**SOURCE MATERIAL**.
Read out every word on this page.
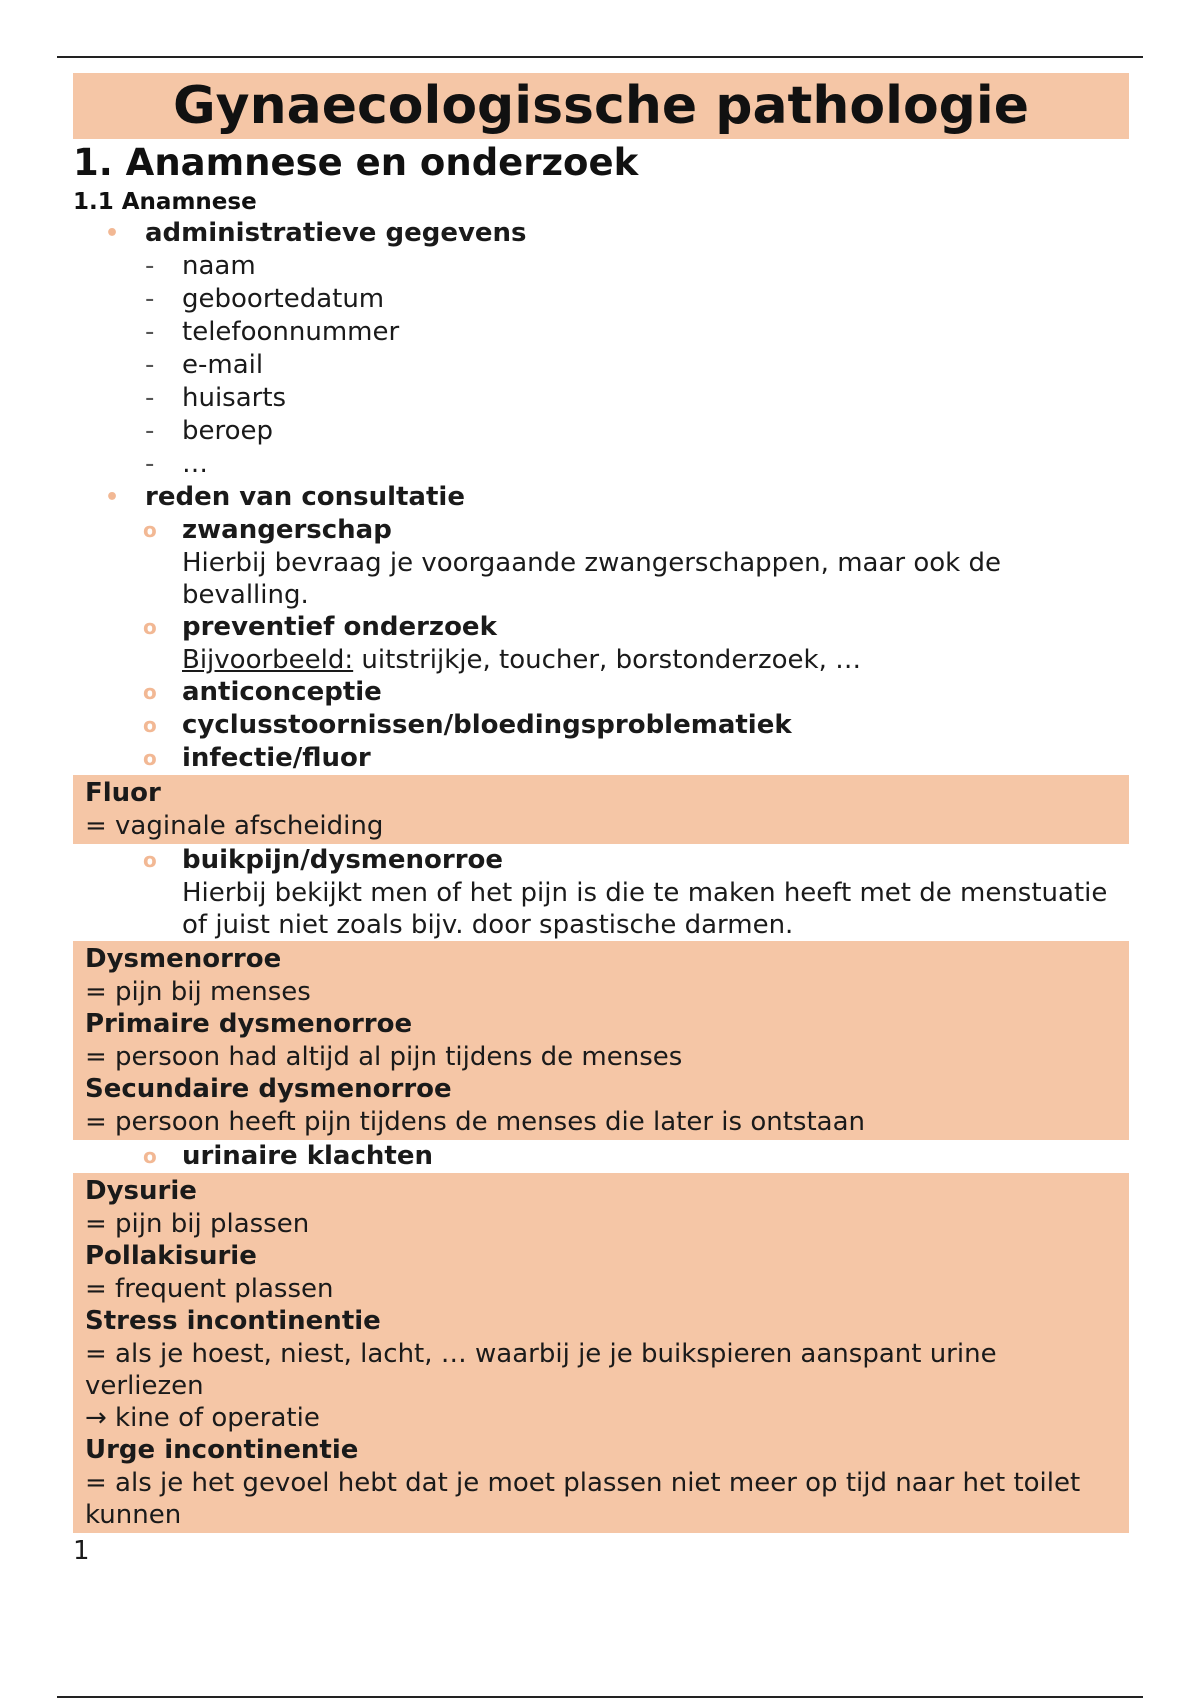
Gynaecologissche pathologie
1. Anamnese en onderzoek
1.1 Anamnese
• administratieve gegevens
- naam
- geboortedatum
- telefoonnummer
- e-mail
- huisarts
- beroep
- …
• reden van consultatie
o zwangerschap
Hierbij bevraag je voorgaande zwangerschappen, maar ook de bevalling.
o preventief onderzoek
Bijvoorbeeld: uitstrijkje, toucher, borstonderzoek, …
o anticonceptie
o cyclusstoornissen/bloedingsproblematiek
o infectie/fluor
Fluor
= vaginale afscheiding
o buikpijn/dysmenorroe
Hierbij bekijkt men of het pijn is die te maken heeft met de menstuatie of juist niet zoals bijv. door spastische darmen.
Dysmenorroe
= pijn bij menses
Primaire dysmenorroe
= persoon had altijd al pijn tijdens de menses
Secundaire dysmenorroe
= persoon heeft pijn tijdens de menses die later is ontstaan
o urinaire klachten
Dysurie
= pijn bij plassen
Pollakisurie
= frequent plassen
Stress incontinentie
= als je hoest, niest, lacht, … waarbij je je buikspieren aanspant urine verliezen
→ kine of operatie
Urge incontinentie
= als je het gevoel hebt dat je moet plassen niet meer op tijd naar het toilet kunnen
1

* * *

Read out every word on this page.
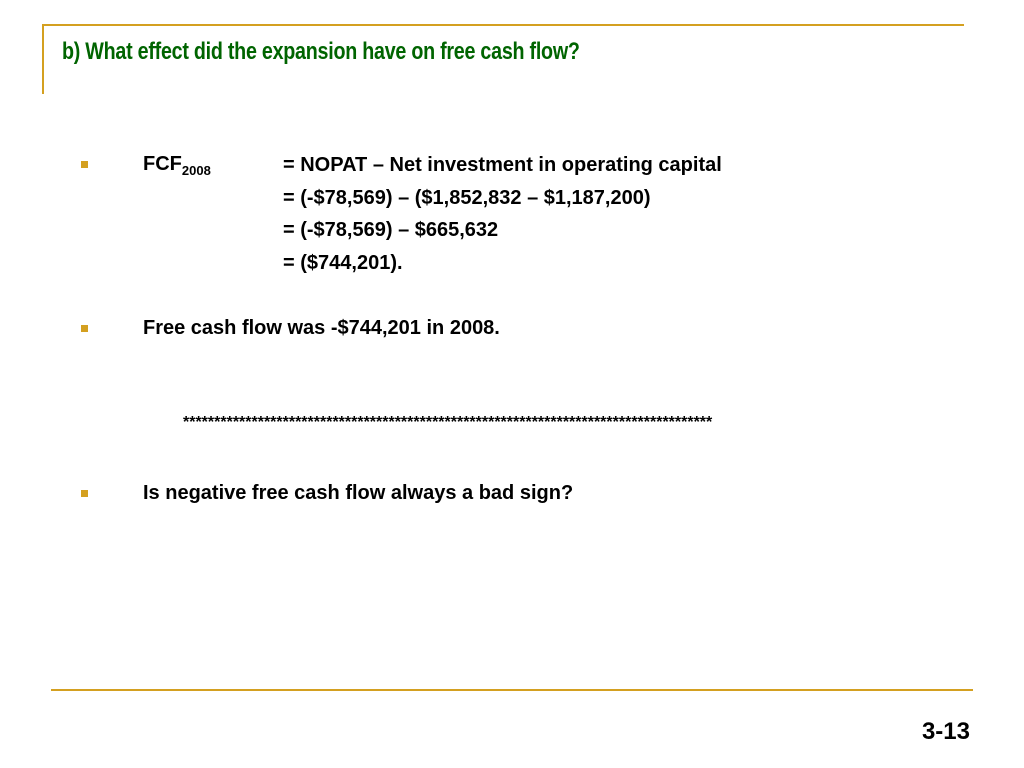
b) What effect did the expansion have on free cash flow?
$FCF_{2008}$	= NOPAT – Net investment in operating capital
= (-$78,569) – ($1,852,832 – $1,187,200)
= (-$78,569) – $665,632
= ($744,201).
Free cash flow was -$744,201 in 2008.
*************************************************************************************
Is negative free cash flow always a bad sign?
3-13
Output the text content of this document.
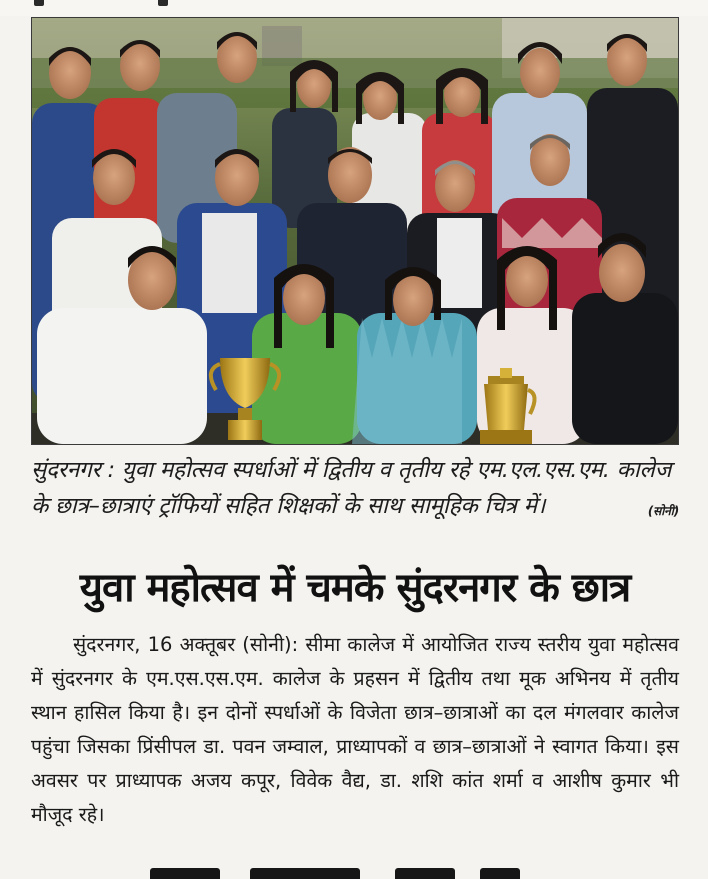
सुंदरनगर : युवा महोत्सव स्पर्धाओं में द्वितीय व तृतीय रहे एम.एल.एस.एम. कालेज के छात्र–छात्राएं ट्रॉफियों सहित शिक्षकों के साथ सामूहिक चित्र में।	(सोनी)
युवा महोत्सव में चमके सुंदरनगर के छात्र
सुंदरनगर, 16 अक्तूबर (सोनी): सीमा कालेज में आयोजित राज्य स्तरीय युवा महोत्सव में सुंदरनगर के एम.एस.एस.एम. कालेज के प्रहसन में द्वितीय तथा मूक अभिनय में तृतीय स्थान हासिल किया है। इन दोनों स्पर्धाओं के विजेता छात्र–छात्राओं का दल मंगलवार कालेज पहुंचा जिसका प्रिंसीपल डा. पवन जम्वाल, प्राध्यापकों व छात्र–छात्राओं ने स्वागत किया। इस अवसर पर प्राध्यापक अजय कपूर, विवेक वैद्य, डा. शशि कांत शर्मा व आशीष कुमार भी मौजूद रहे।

...

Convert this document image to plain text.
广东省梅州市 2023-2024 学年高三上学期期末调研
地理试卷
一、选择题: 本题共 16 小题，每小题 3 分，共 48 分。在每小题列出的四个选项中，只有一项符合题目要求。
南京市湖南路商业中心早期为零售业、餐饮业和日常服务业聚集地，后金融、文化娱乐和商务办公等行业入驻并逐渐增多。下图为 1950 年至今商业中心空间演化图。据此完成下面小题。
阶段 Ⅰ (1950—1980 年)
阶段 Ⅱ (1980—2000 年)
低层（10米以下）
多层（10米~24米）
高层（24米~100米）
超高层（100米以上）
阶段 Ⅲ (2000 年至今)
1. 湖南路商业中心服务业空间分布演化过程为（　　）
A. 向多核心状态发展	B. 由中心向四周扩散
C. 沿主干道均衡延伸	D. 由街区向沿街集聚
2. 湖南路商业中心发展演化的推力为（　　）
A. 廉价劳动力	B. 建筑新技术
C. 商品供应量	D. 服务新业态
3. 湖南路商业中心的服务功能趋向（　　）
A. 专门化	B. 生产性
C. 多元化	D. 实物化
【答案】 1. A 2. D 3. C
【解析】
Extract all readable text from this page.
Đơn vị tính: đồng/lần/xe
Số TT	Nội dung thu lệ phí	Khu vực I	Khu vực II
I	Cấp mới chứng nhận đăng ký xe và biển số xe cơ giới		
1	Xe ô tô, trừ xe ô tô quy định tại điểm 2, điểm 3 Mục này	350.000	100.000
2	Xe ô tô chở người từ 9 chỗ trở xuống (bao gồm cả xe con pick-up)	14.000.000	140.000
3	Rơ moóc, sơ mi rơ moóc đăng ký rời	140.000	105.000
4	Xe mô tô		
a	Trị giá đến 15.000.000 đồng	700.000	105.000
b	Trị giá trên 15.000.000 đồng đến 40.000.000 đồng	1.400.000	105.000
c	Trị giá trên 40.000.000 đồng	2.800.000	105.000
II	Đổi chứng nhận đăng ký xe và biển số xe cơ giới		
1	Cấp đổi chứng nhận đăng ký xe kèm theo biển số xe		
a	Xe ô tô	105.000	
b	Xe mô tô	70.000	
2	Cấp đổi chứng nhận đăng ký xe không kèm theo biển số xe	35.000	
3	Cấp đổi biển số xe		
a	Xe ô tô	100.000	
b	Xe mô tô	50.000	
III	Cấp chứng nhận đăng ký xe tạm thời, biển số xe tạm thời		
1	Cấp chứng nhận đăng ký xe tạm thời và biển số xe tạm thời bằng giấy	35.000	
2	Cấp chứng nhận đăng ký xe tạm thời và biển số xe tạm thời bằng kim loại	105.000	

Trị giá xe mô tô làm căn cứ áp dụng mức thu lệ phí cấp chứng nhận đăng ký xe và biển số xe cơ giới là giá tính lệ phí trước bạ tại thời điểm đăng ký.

**WHAT THE TASK ASKS**. Within the entries above, work out how many lines contain the word "nhận". The number alone is the answer.

**RESULT**. 8